Supplied data:

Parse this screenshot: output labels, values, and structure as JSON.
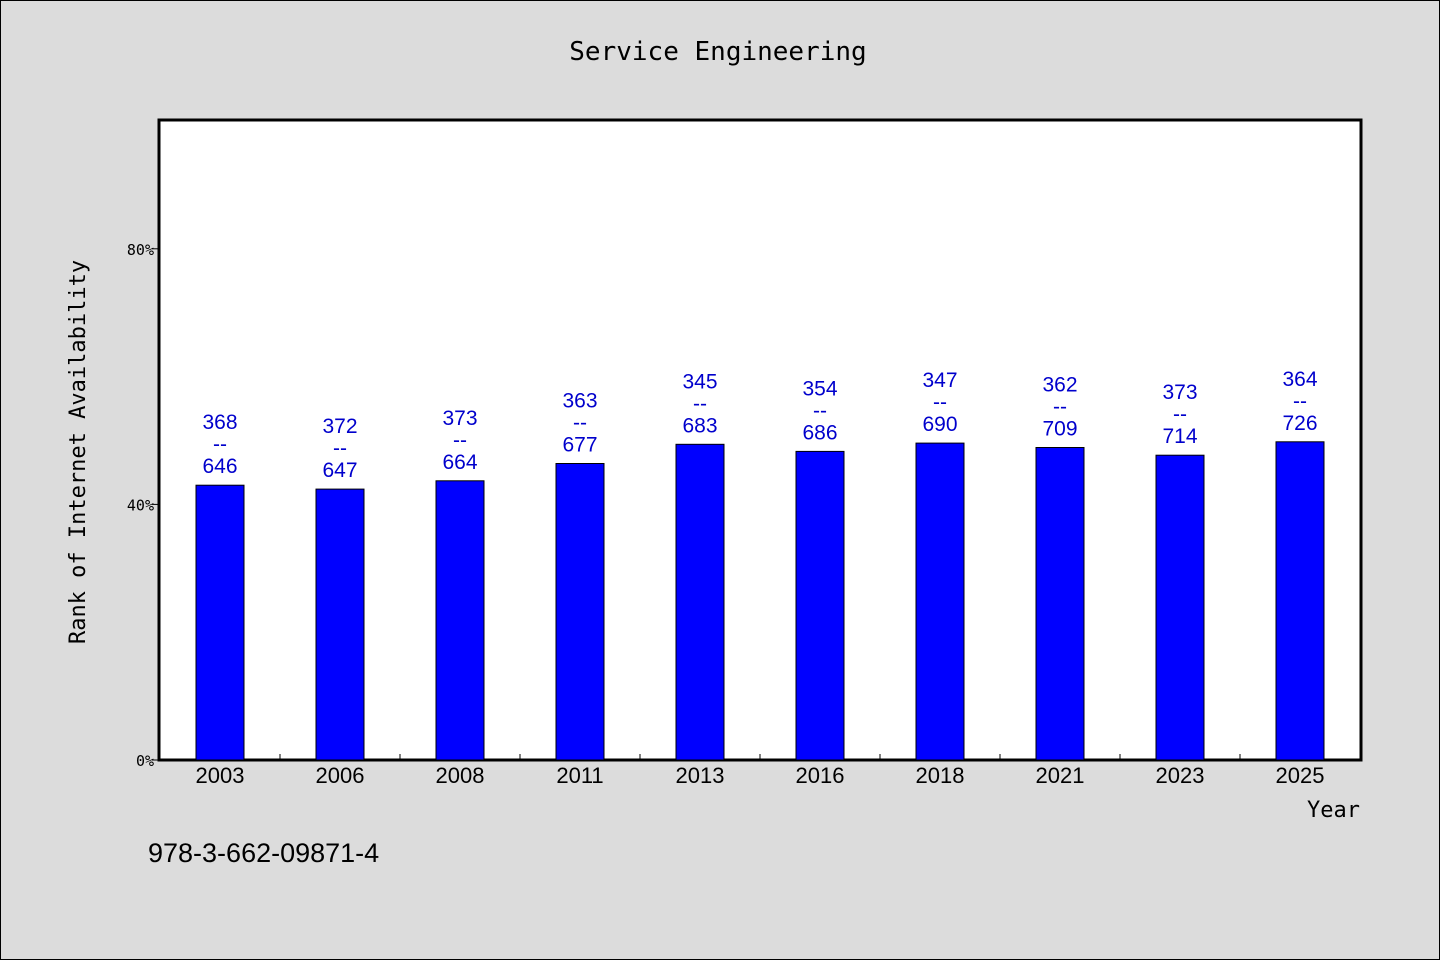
{
  "chart_data": {
    "type": "bar",
    "title": "Service Engineering",
    "xlabel": "Year",
    "ylabel": "Rank of Internet Availability",
    "categories": [
      "2003",
      "2006",
      "2008",
      "2011",
      "2013",
      "2016",
      "2018",
      "2021",
      "2023",
      "2025"
    ],
    "values": [
      43.0,
      42.4,
      43.7,
      46.4,
      49.4,
      48.3,
      49.6,
      48.9,
      47.7,
      49.8
    ],
    "label_numerators": [
      "368",
      "372",
      "373",
      "363",
      "345",
      "354",
      "347",
      "362",
      "373",
      "364"
    ],
    "label_separator": "--",
    "label_denominators": [
      "646",
      "647",
      "664",
      "677",
      "683",
      "686",
      "690",
      "709",
      "714",
      "726"
    ],
    "ylim": [
      0,
      100
    ],
    "yticks": [
      0,
      40,
      80
    ],
    "ytick_labels": [
      "0%",
      "40%",
      "80%"
    ],
    "grid": false,
    "bar_color": "#0000ff",
    "label_color": "#0000cc",
    "background_color": "#dcdcdc",
    "plot_background": "#ffffff"
  },
  "footer_text": "978-3-662-09871-4"
}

Task details:
Please transcribe the material above exactly as written. Leave the pictures out.

The solution:
Parse this screenshot: output labels, values, and structure as JSON.
{
  "chart_data": {
    "type": "bar",
    "title": "Service Engineering",
    "xlabel": "Year",
    "ylabel": "Rank of Internet Availability",
    "categories": [
      "2003",
      "2006",
      "2008",
      "2011",
      "2013",
      "2016",
      "2018",
      "2021",
      "2023",
      "2025"
    ],
    "values": [
      43.0,
      42.4,
      43.7,
      46.4,
      49.4,
      48.3,
      49.6,
      48.9,
      47.7,
      49.8
    ],
    "label_numerators": [
      "368",
      "372",
      "373",
      "363",
      "345",
      "354",
      "347",
      "362",
      "373",
      "364"
    ],
    "label_separator": "--",
    "label_denominators": [
      "646",
      "647",
      "664",
      "677",
      "683",
      "686",
      "690",
      "709",
      "714",
      "726"
    ],
    "ylim": [
      0,
      100
    ],
    "yticks": [
      0,
      40,
      80
    ],
    "ytick_labels": [
      "0%",
      "40%",
      "80%"
    ],
    "grid": false,
    "bar_color": "#0000ff",
    "label_color": "#0000cc",
    "background_color": "#dcdcdc",
    "plot_background": "#ffffff"
  },
  "footer_text": "978-3-662-09871-4"
}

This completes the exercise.